### Assignment
Everything in the records is to be written out exactly, except the pictures.

START Information shown

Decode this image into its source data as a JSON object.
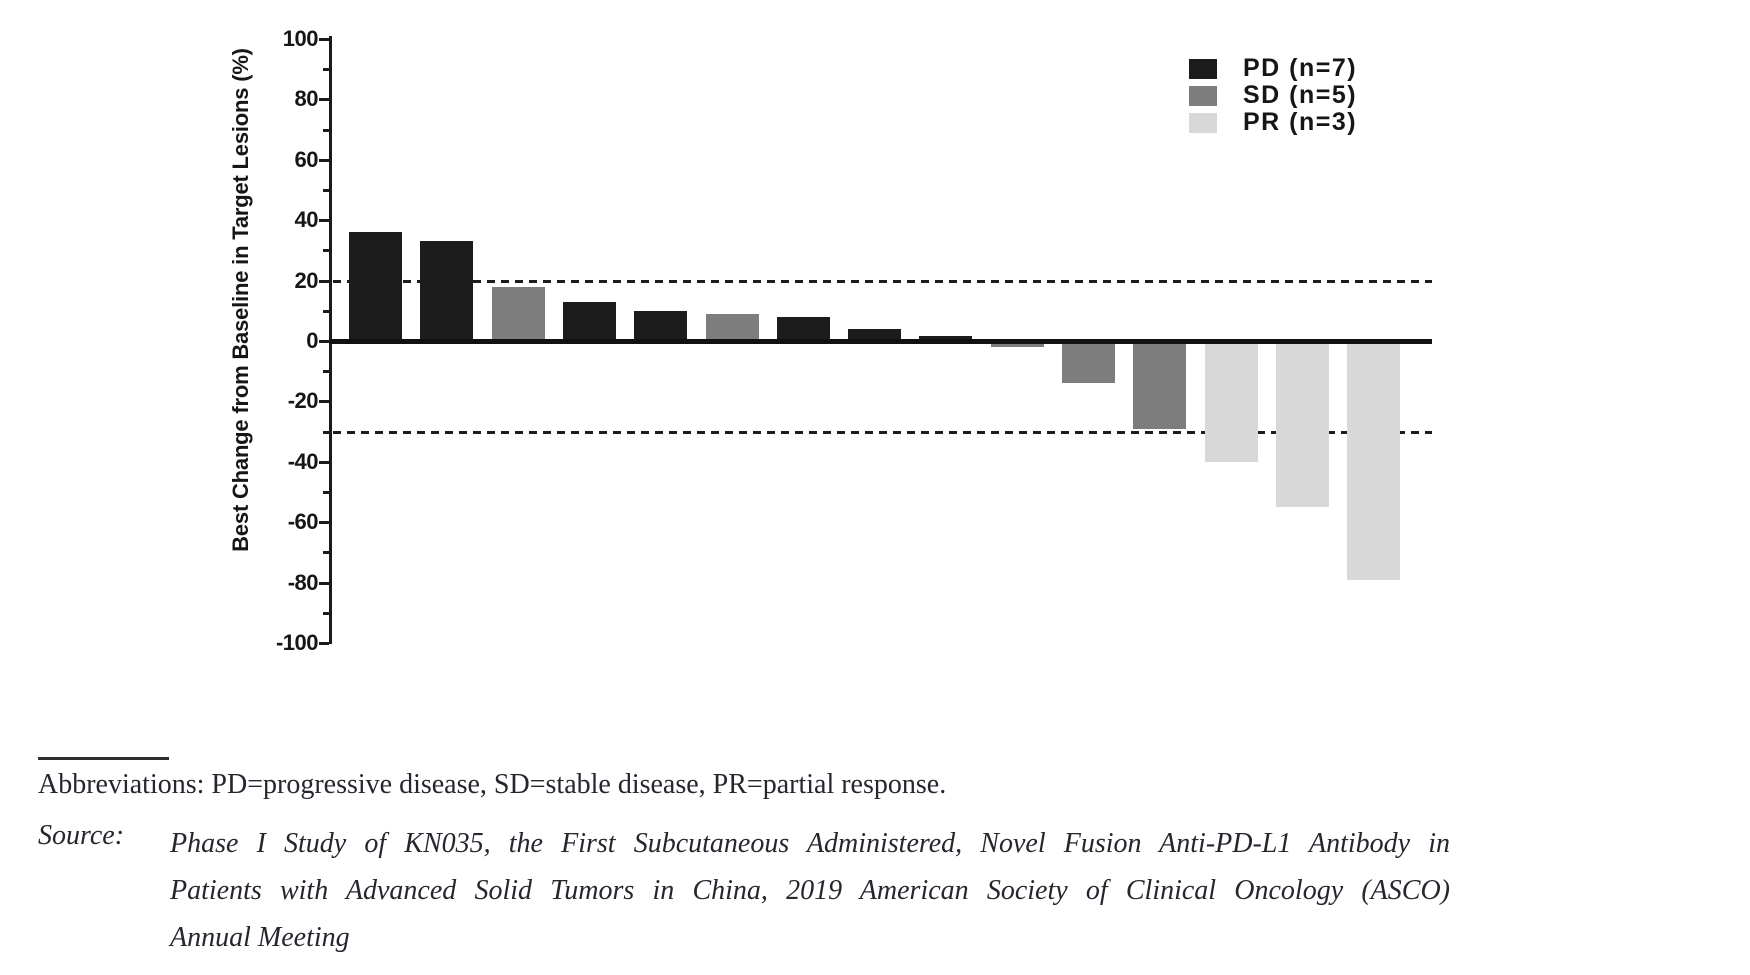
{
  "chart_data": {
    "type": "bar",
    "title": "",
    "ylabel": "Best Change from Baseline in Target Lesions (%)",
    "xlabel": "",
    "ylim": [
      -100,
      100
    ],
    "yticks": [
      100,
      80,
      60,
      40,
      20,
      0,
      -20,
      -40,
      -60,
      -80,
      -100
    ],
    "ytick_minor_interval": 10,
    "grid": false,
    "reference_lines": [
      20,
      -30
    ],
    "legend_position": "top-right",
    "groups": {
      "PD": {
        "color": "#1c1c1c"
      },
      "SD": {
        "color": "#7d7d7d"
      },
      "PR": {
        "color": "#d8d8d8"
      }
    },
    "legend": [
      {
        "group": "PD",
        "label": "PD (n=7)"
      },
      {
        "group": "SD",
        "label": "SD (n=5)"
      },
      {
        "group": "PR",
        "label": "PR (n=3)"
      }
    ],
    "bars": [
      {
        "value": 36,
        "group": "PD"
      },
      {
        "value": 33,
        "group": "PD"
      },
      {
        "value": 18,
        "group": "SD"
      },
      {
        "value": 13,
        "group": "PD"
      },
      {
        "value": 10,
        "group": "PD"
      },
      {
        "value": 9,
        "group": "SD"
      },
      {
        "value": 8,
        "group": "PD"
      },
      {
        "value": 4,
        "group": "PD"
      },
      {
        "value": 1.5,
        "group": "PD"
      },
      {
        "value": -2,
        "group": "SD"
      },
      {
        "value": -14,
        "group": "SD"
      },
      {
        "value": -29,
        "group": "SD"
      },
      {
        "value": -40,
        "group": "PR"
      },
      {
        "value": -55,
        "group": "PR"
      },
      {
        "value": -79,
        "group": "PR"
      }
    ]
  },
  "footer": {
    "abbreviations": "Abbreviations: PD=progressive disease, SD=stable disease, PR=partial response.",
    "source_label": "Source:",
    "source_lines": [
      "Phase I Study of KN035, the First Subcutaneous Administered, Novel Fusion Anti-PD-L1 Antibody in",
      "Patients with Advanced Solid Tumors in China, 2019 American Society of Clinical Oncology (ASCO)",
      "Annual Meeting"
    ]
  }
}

END Information shown

### Solved exercise
Decode this image into its source data as a JSON object.
{
  "chart_data": {
    "type": "bar",
    "title": "",
    "ylabel": "Best Change from Baseline in Target Lesions (%)",
    "xlabel": "",
    "ylim": [
      -100,
      100
    ],
    "yticks": [
      100,
      80,
      60,
      40,
      20,
      0,
      -20,
      -40,
      -60,
      -80,
      -100
    ],
    "ytick_minor_interval": 10,
    "grid": false,
    "reference_lines": [
      20,
      -30
    ],
    "legend_position": "top-right",
    "groups": {
      "PD": {
        "color": "#1c1c1c"
      },
      "SD": {
        "color": "#7d7d7d"
      },
      "PR": {
        "color": "#d8d8d8"
      }
    },
    "legend": [
      {
        "group": "PD",
        "label": "PD (n=7)"
      },
      {
        "group": "SD",
        "label": "SD (n=5)"
      },
      {
        "group": "PR",
        "label": "PR (n=3)"
      }
    ],
    "bars": [
      {
        "value": 36,
        "group": "PD"
      },
      {
        "value": 33,
        "group": "PD"
      },
      {
        "value": 18,
        "group": "SD"
      },
      {
        "value": 13,
        "group": "PD"
      },
      {
        "value": 10,
        "group": "PD"
      },
      {
        "value": 9,
        "group": "SD"
      },
      {
        "value": 8,
        "group": "PD"
      },
      {
        "value": 4,
        "group": "PD"
      },
      {
        "value": 1.5,
        "group": "PD"
      },
      {
        "value": -2,
        "group": "SD"
      },
      {
        "value": -14,
        "group": "SD"
      },
      {
        "value": -29,
        "group": "SD"
      },
      {
        "value": -40,
        "group": "PR"
      },
      {
        "value": -55,
        "group": "PR"
      },
      {
        "value": -79,
        "group": "PR"
      }
    ]
  },
  "footer": {
    "abbreviations": "Abbreviations: PD=progressive disease, SD=stable disease, PR=partial response.",
    "source_label": "Source:",
    "source_lines": [
      "Phase I Study of KN035, the First Subcutaneous Administered, Novel Fusion Anti-PD-L1 Antibody in",
      "Patients with Advanced Solid Tumors in China, 2019 American Society of Clinical Oncology (ASCO)",
      "Annual Meeting"
    ]
  }
}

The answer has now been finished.